Gather all lines with "Formulir" from the records.

┄┄┄┄┄┄

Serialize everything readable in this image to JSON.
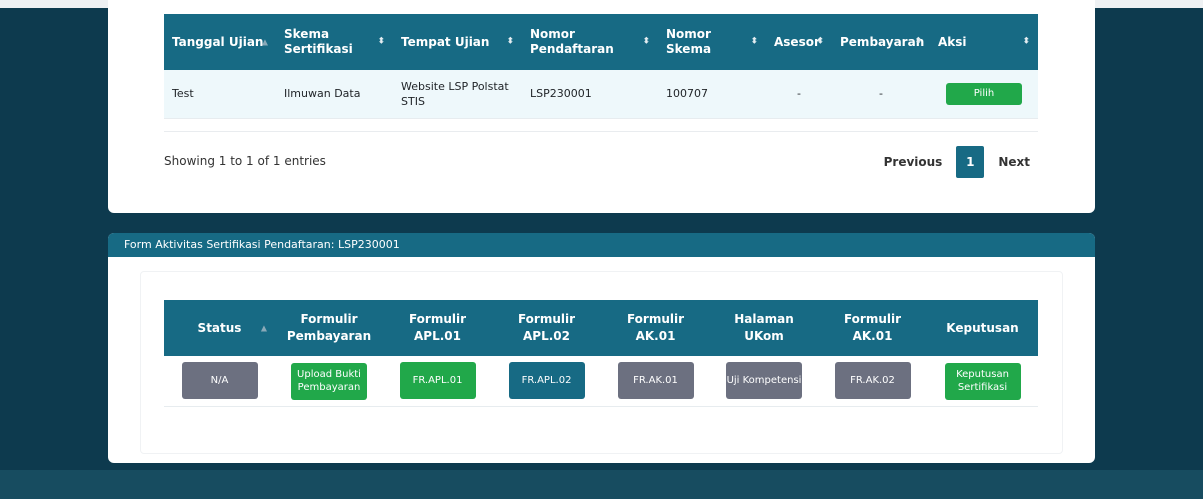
{
  "table1": {
    "headers": [
      {
        "label": "Tanggal Ujian",
        "sort": "asc"
      },
      {
        "label": "Skema Sertifikasi",
        "sort": "both"
      },
      {
        "label": "Tempat Ujian",
        "sort": "both"
      },
      {
        "label": "Nomor Pendaftaran",
        "sort": "both"
      },
      {
        "label": "Nomor Skema",
        "sort": "both"
      },
      {
        "label": "Asesor",
        "sort": "both"
      },
      {
        "label": "Pembayaran",
        "sort": "both"
      },
      {
        "label": "Aksi",
        "sort": "both"
      }
    ],
    "row": {
      "tanggal": "Test",
      "skema": "Ilmuwan Data",
      "tempat": "Website LSP Polstat STIS",
      "nomor_pendaftaran": "LSP230001",
      "nomor_skema": "100707",
      "asesor": "-",
      "pembayaran": "-",
      "aksi": "Pilih"
    },
    "info": "Showing 1 to 1 of 1 entries",
    "pager": {
      "previous": "Previous",
      "current": "1",
      "next": "Next"
    }
  },
  "form": {
    "title": "Form Aktivitas Sertifikasi Pendaftaran: LSP230001",
    "headers": [
      {
        "label": "Status",
        "sort": "asc"
      },
      {
        "label": "Formulir Pembayaran"
      },
      {
        "label": "Formulir APL.01"
      },
      {
        "label": "Formulir APL.02"
      },
      {
        "label": "Formulir AK.01"
      },
      {
        "label": "Halaman UKom"
      },
      {
        "label": "Formulir AK.01"
      },
      {
        "label": "Keputusan"
      }
    ],
    "actions": [
      {
        "label": "N/A",
        "color": "gray"
      },
      {
        "label": "Upload Bukti Pembayaran",
        "color": "green"
      },
      {
        "label": "FR.APL.01",
        "color": "green"
      },
      {
        "label": "FR.APL.02",
        "color": "teal"
      },
      {
        "label": "FR.AK.01",
        "color": "gray"
      },
      {
        "label": "Uji Kompetensi",
        "color": "gray"
      },
      {
        "label": "FR.AK.02",
        "color": "gray"
      },
      {
        "label": "Keputusan Sertifikasi",
        "color": "green"
      }
    ]
  },
  "colors": {
    "background": "#0d3a4e",
    "header": "#176a84",
    "green": "#21a84a",
    "gray": "#6c7080",
    "row_highlight": "#eef8fb"
  }
}
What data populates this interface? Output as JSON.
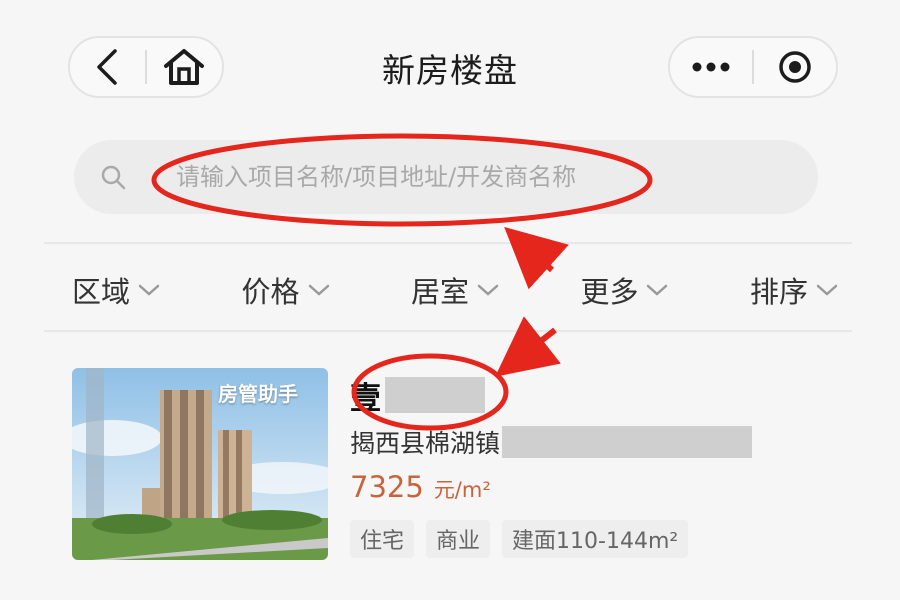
{
  "header": {
    "title": "新房楼盘",
    "left_icons": [
      "back-chevron-icon",
      "home-icon"
    ],
    "right_icons": [
      "more-dots-icon",
      "target-circle-icon"
    ]
  },
  "search": {
    "placeholder": "请输入项目名称/项目地址/开发商名称",
    "icon": "search-icon"
  },
  "filters": [
    {
      "label": "区域"
    },
    {
      "label": "价格"
    },
    {
      "label": "居室"
    },
    {
      "label": "更多"
    },
    {
      "label": "排序"
    }
  ],
  "listing": {
    "watermark": "房管助手",
    "name": "壹",
    "address": "揭西县棉湖镇",
    "price": "7325",
    "price_unit": "元/m²",
    "tags": [
      "住宅",
      "商业",
      "建面110-144m²"
    ]
  },
  "colors": {
    "accent_price": "#c8643d",
    "annotation_red": "#e4261c"
  }
}
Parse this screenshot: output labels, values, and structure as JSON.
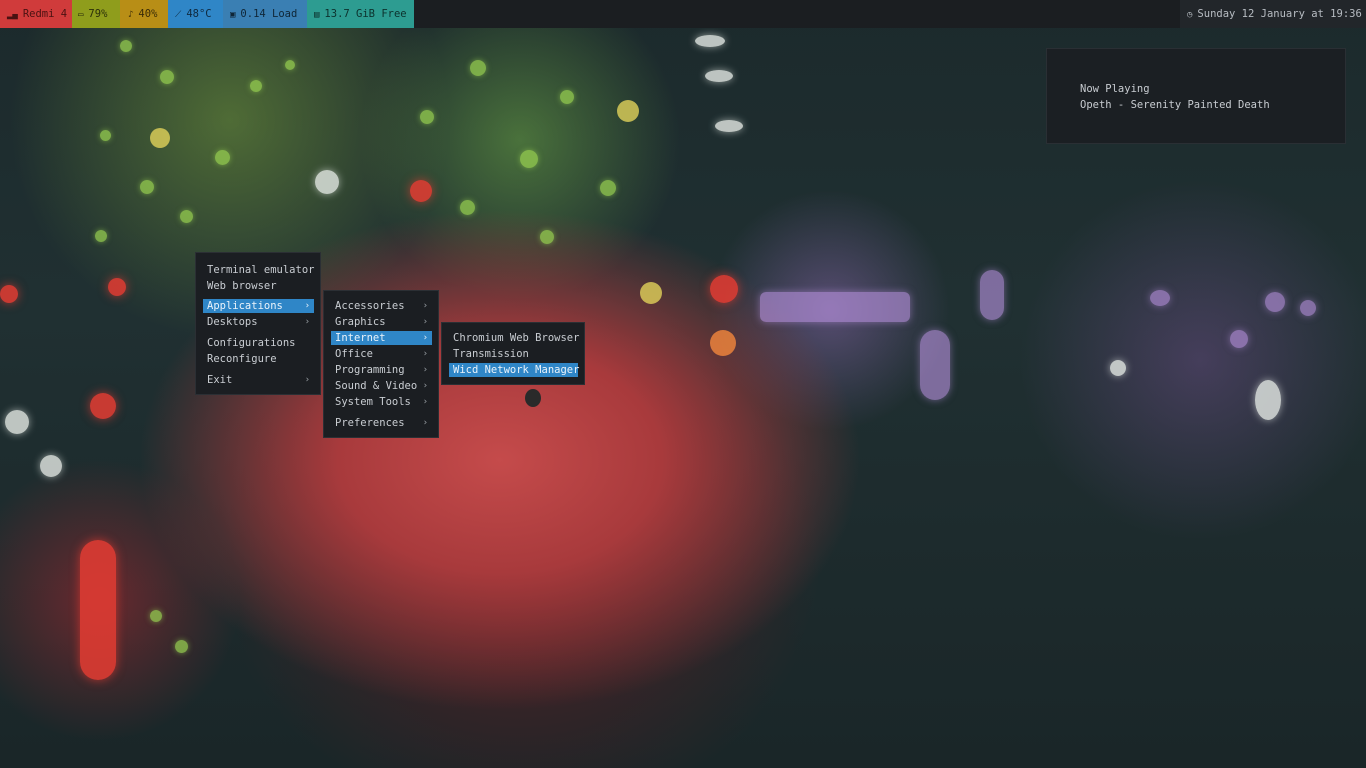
{
  "statusbar": {
    "phone": "Redmi 4",
    "battery": "79%",
    "volume": "40%",
    "temperature": "48°C",
    "load": "0.14 Load",
    "memory": "13.7 GiB Free",
    "clock": "Sunday 12 January at 19:36",
    "icons": {
      "phone": "signal-icon",
      "battery": "battery-icon",
      "volume": "bell-icon",
      "temperature": "thermometer-icon",
      "load": "cpu-icon",
      "memory": "disk-icon",
      "clock": "clock-icon"
    },
    "colors": {
      "phone": "#d03b3b",
      "battery": "#8f9d1c",
      "volume": "#b88e16",
      "temperature": "#2f86c7",
      "load": "#3a7fb3",
      "memory": "#2d9c91"
    }
  },
  "now_playing": {
    "title": "Now Playing",
    "track": "Opeth - Serenity Painted Death"
  },
  "root_menu": {
    "items": [
      {
        "label": "Terminal emulator"
      },
      {
        "label": "Web browser"
      },
      {
        "label": "Applications",
        "submenu": true,
        "selected": true
      },
      {
        "label": "Desktops",
        "submenu": true
      },
      {
        "label": "Configurations"
      },
      {
        "label": "Reconfigure"
      },
      {
        "label": "Exit",
        "submenu": true
      }
    ]
  },
  "applications_menu": {
    "items": [
      {
        "label": "Accessories",
        "submenu": true
      },
      {
        "label": "Graphics",
        "submenu": true
      },
      {
        "label": "Internet",
        "submenu": true,
        "selected": true
      },
      {
        "label": "Office",
        "submenu": true
      },
      {
        "label": "Programming",
        "submenu": true
      },
      {
        "label": "Sound & Video",
        "submenu": true
      },
      {
        "label": "System Tools",
        "submenu": true
      },
      {
        "label": "Preferences",
        "submenu": true
      }
    ]
  },
  "internet_menu": {
    "items": [
      {
        "label": "Chromium Web Browser"
      },
      {
        "label": "Transmission"
      },
      {
        "label": "Wicd Network Manager",
        "selected": true
      }
    ]
  },
  "theme": {
    "accent": "#2f86c7",
    "menu_bg": "#1b1e22"
  }
}
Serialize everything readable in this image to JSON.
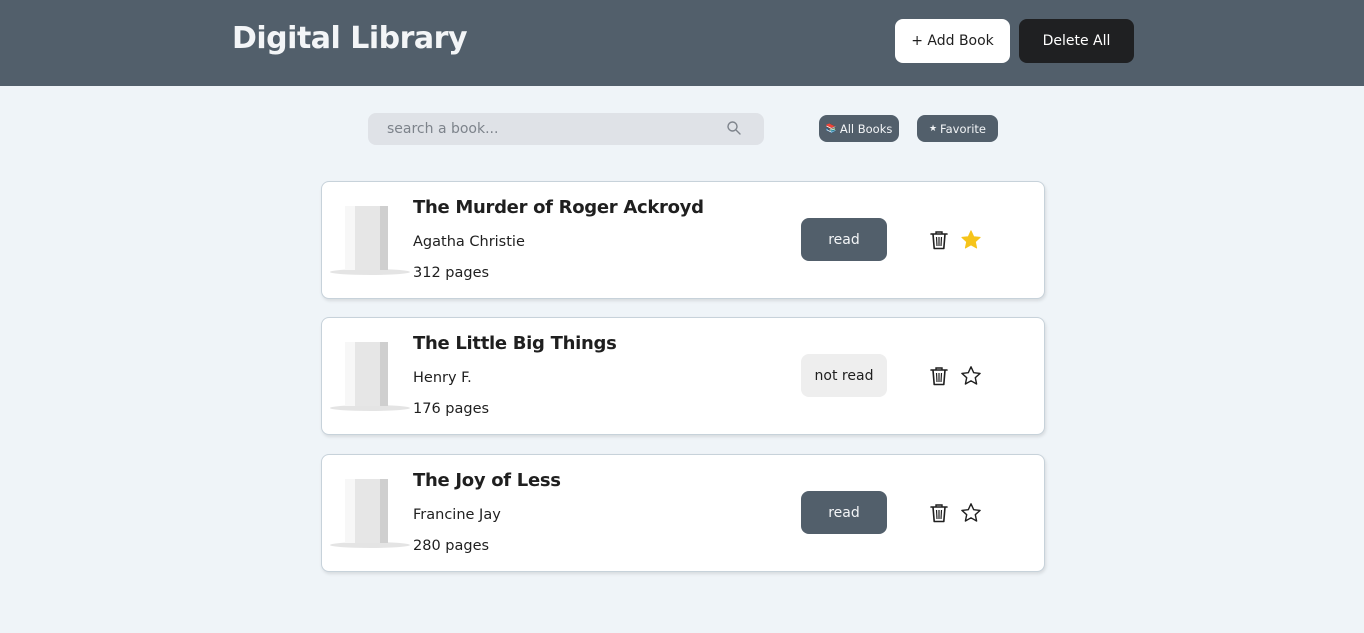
{
  "header": {
    "title": "Digital Library",
    "add_book_label": "+ Add Book",
    "delete_all_label": "Delete All",
    "background": "#525f6b"
  },
  "search": {
    "placeholder": "search a book...",
    "value": "",
    "icon": "search-icon"
  },
  "filters": [
    {
      "label": "All Books",
      "icon": "books-icon",
      "glyph": "📚"
    },
    {
      "label": "Favorite",
      "icon": "star-icon",
      "glyph": "★"
    }
  ],
  "books": [
    {
      "title": "The Murder of Roger Ackroyd",
      "author": "Agatha Christie",
      "pages": "312 pages",
      "status": "read",
      "is_read": true,
      "favorite": true
    },
    {
      "title": "The Little Big Things",
      "author": "Henry F.",
      "pages": "176 pages",
      "status": "not read",
      "is_read": false,
      "favorite": false
    },
    {
      "title": "The Joy of Less",
      "author": "Francine Jay",
      "pages": "280 pages",
      "status": "read",
      "is_read": true,
      "favorite": false
    }
  ],
  "colors": {
    "page_background": "#eff4f8",
    "accent": "#525f6b",
    "dark_button": "#1f2022",
    "favorite_star": "#f6c41a"
  }
}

┄┄┄┄┄┄

Result for this exercise
        "label": "Formulir Pembayaran"
        "label": "Formulir APL.01"
        "label": "Formulir APL.02"
        "label": "Formulir AK.01"
        "label": "Formulir AK.01"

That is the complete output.